▶ **Direction**: Set down each record exactly as written.
[Start Data for the task]
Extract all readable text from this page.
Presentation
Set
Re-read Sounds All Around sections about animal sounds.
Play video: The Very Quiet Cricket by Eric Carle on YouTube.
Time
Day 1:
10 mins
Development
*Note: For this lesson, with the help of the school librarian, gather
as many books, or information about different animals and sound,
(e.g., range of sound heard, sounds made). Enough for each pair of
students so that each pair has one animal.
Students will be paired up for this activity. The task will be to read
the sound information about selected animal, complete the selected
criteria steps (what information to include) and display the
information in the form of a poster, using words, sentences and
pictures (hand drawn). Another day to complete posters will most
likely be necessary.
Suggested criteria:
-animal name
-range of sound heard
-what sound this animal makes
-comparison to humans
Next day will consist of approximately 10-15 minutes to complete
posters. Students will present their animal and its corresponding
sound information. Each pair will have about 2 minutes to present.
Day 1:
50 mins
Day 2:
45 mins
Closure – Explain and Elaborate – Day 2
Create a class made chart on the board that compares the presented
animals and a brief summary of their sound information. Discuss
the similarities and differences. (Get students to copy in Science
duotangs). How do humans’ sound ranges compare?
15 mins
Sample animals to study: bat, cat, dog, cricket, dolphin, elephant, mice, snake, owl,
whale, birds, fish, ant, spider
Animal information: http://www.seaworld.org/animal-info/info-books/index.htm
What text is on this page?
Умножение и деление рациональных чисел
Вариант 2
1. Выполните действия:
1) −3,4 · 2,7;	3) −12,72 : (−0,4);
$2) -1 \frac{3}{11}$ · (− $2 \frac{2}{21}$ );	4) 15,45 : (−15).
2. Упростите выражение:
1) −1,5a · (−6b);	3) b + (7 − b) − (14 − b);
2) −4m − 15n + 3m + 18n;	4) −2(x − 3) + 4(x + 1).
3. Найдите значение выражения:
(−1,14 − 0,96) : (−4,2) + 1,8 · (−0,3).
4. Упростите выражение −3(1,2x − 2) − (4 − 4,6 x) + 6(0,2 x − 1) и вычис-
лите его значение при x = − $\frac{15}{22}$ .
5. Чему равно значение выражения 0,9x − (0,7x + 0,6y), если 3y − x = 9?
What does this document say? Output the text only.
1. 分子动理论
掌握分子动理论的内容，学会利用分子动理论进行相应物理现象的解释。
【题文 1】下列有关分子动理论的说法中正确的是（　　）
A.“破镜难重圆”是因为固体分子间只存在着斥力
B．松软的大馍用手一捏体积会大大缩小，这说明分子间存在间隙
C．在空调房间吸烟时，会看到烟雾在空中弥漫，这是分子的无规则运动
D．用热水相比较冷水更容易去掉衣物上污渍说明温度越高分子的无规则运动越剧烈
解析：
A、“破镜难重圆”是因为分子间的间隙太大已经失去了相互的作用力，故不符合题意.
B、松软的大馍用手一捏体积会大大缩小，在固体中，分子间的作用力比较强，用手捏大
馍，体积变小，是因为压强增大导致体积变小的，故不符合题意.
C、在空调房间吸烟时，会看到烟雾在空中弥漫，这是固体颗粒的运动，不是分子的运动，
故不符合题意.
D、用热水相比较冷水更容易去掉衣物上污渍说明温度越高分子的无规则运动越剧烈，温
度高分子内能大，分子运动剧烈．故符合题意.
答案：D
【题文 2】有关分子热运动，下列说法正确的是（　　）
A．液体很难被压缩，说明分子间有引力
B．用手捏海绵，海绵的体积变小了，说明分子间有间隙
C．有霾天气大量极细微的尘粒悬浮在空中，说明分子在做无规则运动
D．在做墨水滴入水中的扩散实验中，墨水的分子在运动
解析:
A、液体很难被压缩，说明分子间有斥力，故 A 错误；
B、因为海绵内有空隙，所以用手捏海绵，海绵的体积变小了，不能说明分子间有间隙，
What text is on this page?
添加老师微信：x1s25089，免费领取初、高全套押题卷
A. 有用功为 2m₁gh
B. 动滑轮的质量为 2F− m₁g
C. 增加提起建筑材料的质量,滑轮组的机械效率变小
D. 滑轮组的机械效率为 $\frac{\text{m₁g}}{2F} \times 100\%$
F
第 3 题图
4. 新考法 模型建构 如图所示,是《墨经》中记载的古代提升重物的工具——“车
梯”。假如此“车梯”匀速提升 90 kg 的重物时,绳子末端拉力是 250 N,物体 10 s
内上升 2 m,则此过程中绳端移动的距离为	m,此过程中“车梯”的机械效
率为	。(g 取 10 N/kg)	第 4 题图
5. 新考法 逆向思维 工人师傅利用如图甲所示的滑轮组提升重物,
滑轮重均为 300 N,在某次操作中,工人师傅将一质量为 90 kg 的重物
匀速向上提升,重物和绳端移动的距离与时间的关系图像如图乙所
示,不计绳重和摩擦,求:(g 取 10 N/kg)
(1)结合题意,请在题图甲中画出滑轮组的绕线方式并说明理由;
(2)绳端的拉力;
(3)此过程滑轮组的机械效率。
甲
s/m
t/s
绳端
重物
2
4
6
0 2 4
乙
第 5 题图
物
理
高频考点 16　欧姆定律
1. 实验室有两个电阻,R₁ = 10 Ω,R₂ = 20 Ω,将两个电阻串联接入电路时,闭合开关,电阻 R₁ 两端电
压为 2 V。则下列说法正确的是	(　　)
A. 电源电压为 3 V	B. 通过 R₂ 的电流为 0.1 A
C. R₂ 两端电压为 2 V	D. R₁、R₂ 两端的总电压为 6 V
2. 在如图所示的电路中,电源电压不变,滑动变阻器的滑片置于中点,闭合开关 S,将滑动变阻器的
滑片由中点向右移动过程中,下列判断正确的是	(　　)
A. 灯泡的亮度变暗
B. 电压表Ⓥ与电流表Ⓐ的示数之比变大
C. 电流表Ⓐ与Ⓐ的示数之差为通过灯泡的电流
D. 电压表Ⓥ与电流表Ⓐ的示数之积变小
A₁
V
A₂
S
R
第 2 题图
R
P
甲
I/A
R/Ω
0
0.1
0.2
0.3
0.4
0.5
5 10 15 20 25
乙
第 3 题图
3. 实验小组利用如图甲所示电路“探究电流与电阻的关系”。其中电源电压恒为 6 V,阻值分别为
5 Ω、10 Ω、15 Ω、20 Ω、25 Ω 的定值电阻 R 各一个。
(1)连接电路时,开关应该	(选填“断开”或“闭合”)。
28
[End Data for the task]
▶ **Answer for this exercise**:
Extract all readable text from this page.
Presentation
Set
Re-read Sounds All Around sections about animal sounds.
Play video: The Very Quiet Cricket by Eric Carle on YouTube.
Time
Day 1:
10 mins
Development
*Note: For this lesson, with the help of the school librarian, gather
as many books, or information about different animals and sound,
(e.g., range of sound heard, sounds made). Enough for each pair of
students so that each pair has one animal.
Students will be paired up for this activity. The task will be to read
the sound information about selected animal, complete the selected
criteria steps (what information to include) and display the
information in the form of a poster, using words, sentences and
pictures (hand drawn). Another day to complete posters will most
likely be necessary.
Suggested criteria:
-animal name
-range of sound heard
-what sound this animal makes
-comparison to humans
Next day will consist of approximately 10-15 minutes to complete
posters. Students will present their animal and its corresponding
sound information. Each pair will have about 2 minutes to present.
Day 1:
50 mins
Day 2:
45 mins
Closure – Explain and Elaborate – Day 2
Create a class made chart on the board that compares the presented
animals and a brief summary of their sound information. Discuss
the similarities and differences. (Get students to copy in Science
duotangs). How do humans’ sound ranges compare?
15 mins
Sample animals to study: bat, cat, dog, cricket, dolphin, elephant, mice, snake, owl,
whale, birds, fish, ant, spider
Animal information: http://www.seaworld.org/animal-info/info-books/index.htm
What text is on this page?
Умножение и деление рациональных чисел
Вариант 2
1. Выполните действия:
1) −3,4 · 2,7;	3) −12,72 : (−0,4);
$2) -1 \frac{3}{11}$ · (− $2 \frac{2}{21}$ );	4) 15,45 : (−15).
2. Упростите выражение:
1) −1,5a · (−6b);	3) b + (7 − b) − (14 − b);
2) −4m − 15n + 3m + 18n;	4) −2(x − 3) + 4(x + 1).
3. Найдите значение выражения:
(−1,14 − 0,96) : (−4,2) + 1,8 · (−0,3).
4. Упростите выражение −3(1,2x − 2) − (4 − 4,6 x) + 6(0,2 x − 1) и вычис-
лите его значение при x = − $\frac{15}{22}$ .
5. Чему равно значение выражения 0,9x − (0,7x + 0,6y), если 3y − x = 9?
What does this document say? Output the text only.
1. 分子动理论
掌握分子动理论的内容，学会利用分子动理论进行相应物理现象的解释。
【题文 1】下列有关分子动理论的说法中正确的是（　　）
A.“破镜难重圆”是因为固体分子间只存在着斥力
B．松软的大馍用手一捏体积会大大缩小，这说明分子间存在间隙
C．在空调房间吸烟时，会看到烟雾在空中弥漫，这是分子的无规则运动
D．用热水相比较冷水更容易去掉衣物上污渍说明温度越高分子的无规则运动越剧烈
解析：
A、“破镜难重圆”是因为分子间的间隙太大已经失去了相互的作用力，故不符合题意.
B、松软的大馍用手一捏体积会大大缩小，在固体中，分子间的作用力比较强，用手捏大
馍，体积变小，是因为压强增大导致体积变小的，故不符合题意.
C、在空调房间吸烟时，会看到烟雾在空中弥漫，这是固体颗粒的运动，不是分子的运动，
故不符合题意.
D、用热水相比较冷水更容易去掉衣物上污渍说明温度越高分子的无规则运动越剧烈，温
度高分子内能大，分子运动剧烈．故符合题意.
答案：D
【题文 2】有关分子热运动，下列说法正确的是（　　）
A．液体很难被压缩，说明分子间有引力
B．用手捏海绵，海绵的体积变小了，说明分子间有间隙
C．有霾天气大量极细微的尘粒悬浮在空中，说明分子在做无规则运动
D．在做墨水滴入水中的扩散实验中，墨水的分子在运动
解析:
A、液体很难被压缩，说明分子间有斥力，故 A 错误；
B、因为海绵内有空隙，所以用手捏海绵，海绵的体积变小了，不能说明分子间有间隙，
What text is on this page?
添加老师微信：x1s25089，免费领取初、高全套押题卷
A. 有用功为 2m₁gh
B. 动滑轮的质量为 2F− m₁g
C. 增加提起建筑材料的质量,滑轮组的机械效率变小
D. 滑轮组的机械效率为 $\frac{\text{m₁g}}{2F} \times 100\%$
F
第 3 题图
4. 新考法 模型建构 如图所示,是《墨经》中记载的古代提升重物的工具——“车
梯”。假如此“车梯”匀速提升 90 kg 的重物时,绳子末端拉力是 250 N,物体 10 s
内上升 2 m,则此过程中绳端移动的距离为	m,此过程中“车梯”的机械效
率为	。(g 取 10 N/kg)	第 4 题图
5. 新考法 逆向思维 工人师傅利用如图甲所示的滑轮组提升重物,
滑轮重均为 300 N,在某次操作中,工人师傅将一质量为 90 kg 的重物
匀速向上提升,重物和绳端移动的距离与时间的关系图像如图乙所
示,不计绳重和摩擦,求:(g 取 10 N/kg)
(1)结合题意,请在题图甲中画出滑轮组的绕线方式并说明理由;
(2)绳端的拉力;
(3)此过程滑轮组的机械效率。
甲
s/m
t/s
绳端
重物
2
4
6
0 2 4
乙
第 5 题图
物
理
高频考点 16　欧姆定律
1. 实验室有两个电阻,R₁ = 10 Ω,R₂ = 20 Ω,将两个电阻串联接入电路时,闭合开关,电阻 R₁ 两端电
压为 2 V。则下列说法正确的是	(　　)
A. 电源电压为 3 V	B. 通过 R₂ 的电流为 0.1 A
C. R₂ 两端电压为 2 V	D. R₁、R₂ 两端的总电压为 6 V
2. 在如图所示的电路中,电源电压不变,滑动变阻器的滑片置于中点,闭合开关 S,将滑动变阻器的
滑片由中点向右移动过程中,下列判断正确的是	(　　)
A. 灯泡的亮度变暗
B. 电压表Ⓥ与电流表Ⓐ的示数之比变大
C. 电流表Ⓐ与Ⓐ的示数之差为通过灯泡的电流
D. 电压表Ⓥ与电流表Ⓐ的示数之积变小
A₁
V
A₂
S
R
第 2 题图
R
P
甲
I/A
R/Ω
0
0.1
0.2
0.3
0.4
0.5
5 10 15 20 25
乙
第 3 题图
3. 实验小组利用如图甲所示电路“探究电流与电阻的关系”。其中电源电压恒为 6 V,阻值分别为
5 Ω、10 Ω、15 Ω、20 Ω、25 Ω 的定值电阻 R 各一个。
(1)连接电路时,开关应该	(选填“断开”或“闭合”)。
28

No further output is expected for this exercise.